# Data
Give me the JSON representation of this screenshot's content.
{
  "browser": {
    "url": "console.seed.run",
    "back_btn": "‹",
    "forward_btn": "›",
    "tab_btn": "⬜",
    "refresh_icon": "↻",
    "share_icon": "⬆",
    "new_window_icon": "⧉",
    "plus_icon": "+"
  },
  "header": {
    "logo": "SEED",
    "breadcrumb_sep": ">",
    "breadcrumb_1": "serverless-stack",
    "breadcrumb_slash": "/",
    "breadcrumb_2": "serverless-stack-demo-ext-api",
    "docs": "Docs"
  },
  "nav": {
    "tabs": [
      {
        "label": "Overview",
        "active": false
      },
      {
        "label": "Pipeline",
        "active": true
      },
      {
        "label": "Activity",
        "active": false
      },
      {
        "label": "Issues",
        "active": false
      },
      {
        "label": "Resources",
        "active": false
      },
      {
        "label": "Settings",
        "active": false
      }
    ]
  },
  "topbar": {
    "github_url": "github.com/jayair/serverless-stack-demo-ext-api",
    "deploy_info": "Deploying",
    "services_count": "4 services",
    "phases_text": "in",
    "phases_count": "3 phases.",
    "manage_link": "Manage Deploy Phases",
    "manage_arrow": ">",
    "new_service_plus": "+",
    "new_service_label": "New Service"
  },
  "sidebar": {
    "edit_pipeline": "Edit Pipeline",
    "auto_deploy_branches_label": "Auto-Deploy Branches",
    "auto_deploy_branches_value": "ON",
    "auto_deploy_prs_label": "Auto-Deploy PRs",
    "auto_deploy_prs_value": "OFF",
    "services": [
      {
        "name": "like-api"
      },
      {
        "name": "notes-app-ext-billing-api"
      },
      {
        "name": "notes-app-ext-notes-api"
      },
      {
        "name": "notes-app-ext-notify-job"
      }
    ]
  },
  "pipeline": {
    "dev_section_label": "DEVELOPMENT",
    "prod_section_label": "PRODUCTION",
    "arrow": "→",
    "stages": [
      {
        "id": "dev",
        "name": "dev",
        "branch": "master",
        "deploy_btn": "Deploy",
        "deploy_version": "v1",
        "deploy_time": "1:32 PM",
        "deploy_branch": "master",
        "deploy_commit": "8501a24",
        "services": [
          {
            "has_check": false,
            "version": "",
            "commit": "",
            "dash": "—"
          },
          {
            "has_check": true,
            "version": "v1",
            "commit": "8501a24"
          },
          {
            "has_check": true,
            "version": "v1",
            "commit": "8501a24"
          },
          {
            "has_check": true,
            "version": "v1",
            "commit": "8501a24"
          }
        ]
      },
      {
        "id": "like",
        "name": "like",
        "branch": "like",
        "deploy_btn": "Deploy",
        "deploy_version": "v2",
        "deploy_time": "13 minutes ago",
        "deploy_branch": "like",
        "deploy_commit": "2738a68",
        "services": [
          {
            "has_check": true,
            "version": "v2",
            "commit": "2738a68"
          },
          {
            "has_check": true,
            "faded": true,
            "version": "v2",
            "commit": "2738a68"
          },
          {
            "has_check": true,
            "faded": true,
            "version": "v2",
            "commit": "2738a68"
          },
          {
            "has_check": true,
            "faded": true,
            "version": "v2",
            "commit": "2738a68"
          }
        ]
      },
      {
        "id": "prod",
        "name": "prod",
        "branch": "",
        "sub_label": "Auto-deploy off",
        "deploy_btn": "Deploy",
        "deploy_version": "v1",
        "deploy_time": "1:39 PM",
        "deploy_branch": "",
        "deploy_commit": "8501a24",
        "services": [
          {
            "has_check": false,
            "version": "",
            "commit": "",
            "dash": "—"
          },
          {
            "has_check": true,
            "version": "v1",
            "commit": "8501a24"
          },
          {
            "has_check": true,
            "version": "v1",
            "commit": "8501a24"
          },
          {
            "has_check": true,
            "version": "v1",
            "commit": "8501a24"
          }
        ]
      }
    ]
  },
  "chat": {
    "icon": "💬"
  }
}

# Task
Write out the data again, exactly and in full.

# Task answer
Give me the JSON representation of this screenshot's content.
{
  "browser": {
    "url": "console.seed.run",
    "back_btn": "‹",
    "forward_btn": "›",
    "tab_btn": "⬜",
    "refresh_icon": "↻",
    "share_icon": "⬆",
    "new_window_icon": "⧉",
    "plus_icon": "+"
  },
  "header": {
    "logo": "SEED",
    "breadcrumb_sep": ">",
    "breadcrumb_1": "serverless-stack",
    "breadcrumb_slash": "/",
    "breadcrumb_2": "serverless-stack-demo-ext-api",
    "docs": "Docs"
  },
  "nav": {
    "tabs": [
      {
        "label": "Overview",
        "active": false
      },
      {
        "label": "Pipeline",
        "active": true
      },
      {
        "label": "Activity",
        "active": false
      },
      {
        "label": "Issues",
        "active": false
      },
      {
        "label": "Resources",
        "active": false
      },
      {
        "label": "Settings",
        "active": false
      }
    ]
  },
  "topbar": {
    "github_url": "github.com/jayair/serverless-stack-demo-ext-api",
    "deploy_info": "Deploying",
    "services_count": "4 services",
    "phases_text": "in",
    "phases_count": "3 phases.",
    "manage_link": "Manage Deploy Phases",
    "manage_arrow": ">",
    "new_service_plus": "+",
    "new_service_label": "New Service"
  },
  "sidebar": {
    "edit_pipeline": "Edit Pipeline",
    "auto_deploy_branches_label": "Auto-Deploy Branches",
    "auto_deploy_branches_value": "ON",
    "auto_deploy_prs_label": "Auto-Deploy PRs",
    "auto_deploy_prs_value": "OFF",
    "services": [
      {
        "name": "like-api"
      },
      {
        "name": "notes-app-ext-billing-api"
      },
      {
        "name": "notes-app-ext-notes-api"
      },
      {
        "name": "notes-app-ext-notify-job"
      }
    ]
  },
  "pipeline": {
    "dev_section_label": "DEVELOPMENT",
    "prod_section_label": "PRODUCTION",
    "arrow": "→",
    "stages": [
      {
        "id": "dev",
        "name": "dev",
        "branch": "master",
        "deploy_btn": "Deploy",
        "deploy_version": "v1",
        "deploy_time": "1:32 PM",
        "deploy_branch": "master",
        "deploy_commit": "8501a24",
        "services": [
          {
            "has_check": false,
            "version": "",
            "commit": "",
            "dash": "—"
          },
          {
            "has_check": true,
            "version": "v1",
            "commit": "8501a24"
          },
          {
            "has_check": true,
            "version": "v1",
            "commit": "8501a24"
          },
          {
            "has_check": true,
            "version": "v1",
            "commit": "8501a24"
          }
        ]
      },
      {
        "id": "like",
        "name": "like",
        "branch": "like",
        "deploy_btn": "Deploy",
        "deploy_version": "v2",
        "deploy_time": "13 minutes ago",
        "deploy_branch": "like",
        "deploy_commit": "2738a68",
        "services": [
          {
            "has_check": true,
            "version": "v2",
            "commit": "2738a68"
          },
          {
            "has_check": true,
            "faded": true,
            "version": "v2",
            "commit": "2738a68"
          },
          {
            "has_check": true,
            "faded": true,
            "version": "v2",
            "commit": "2738a68"
          },
          {
            "has_check": true,
            "faded": true,
            "version": "v2",
            "commit": "2738a68"
          }
        ]
      },
      {
        "id": "prod",
        "name": "prod",
        "branch": "",
        "sub_label": "Auto-deploy off",
        "deploy_btn": "Deploy",
        "deploy_version": "v1",
        "deploy_time": "1:39 PM",
        "deploy_branch": "",
        "deploy_commit": "8501a24",
        "services": [
          {
            "has_check": false,
            "version": "",
            "commit": "",
            "dash": "—"
          },
          {
            "has_check": true,
            "version": "v1",
            "commit": "8501a24"
          },
          {
            "has_check": true,
            "version": "v1",
            "commit": "8501a24"
          },
          {
            "has_check": true,
            "version": "v1",
            "commit": "8501a24"
          }
        ]
      }
    ]
  },
  "chat": {
    "icon": "💬"
  }
}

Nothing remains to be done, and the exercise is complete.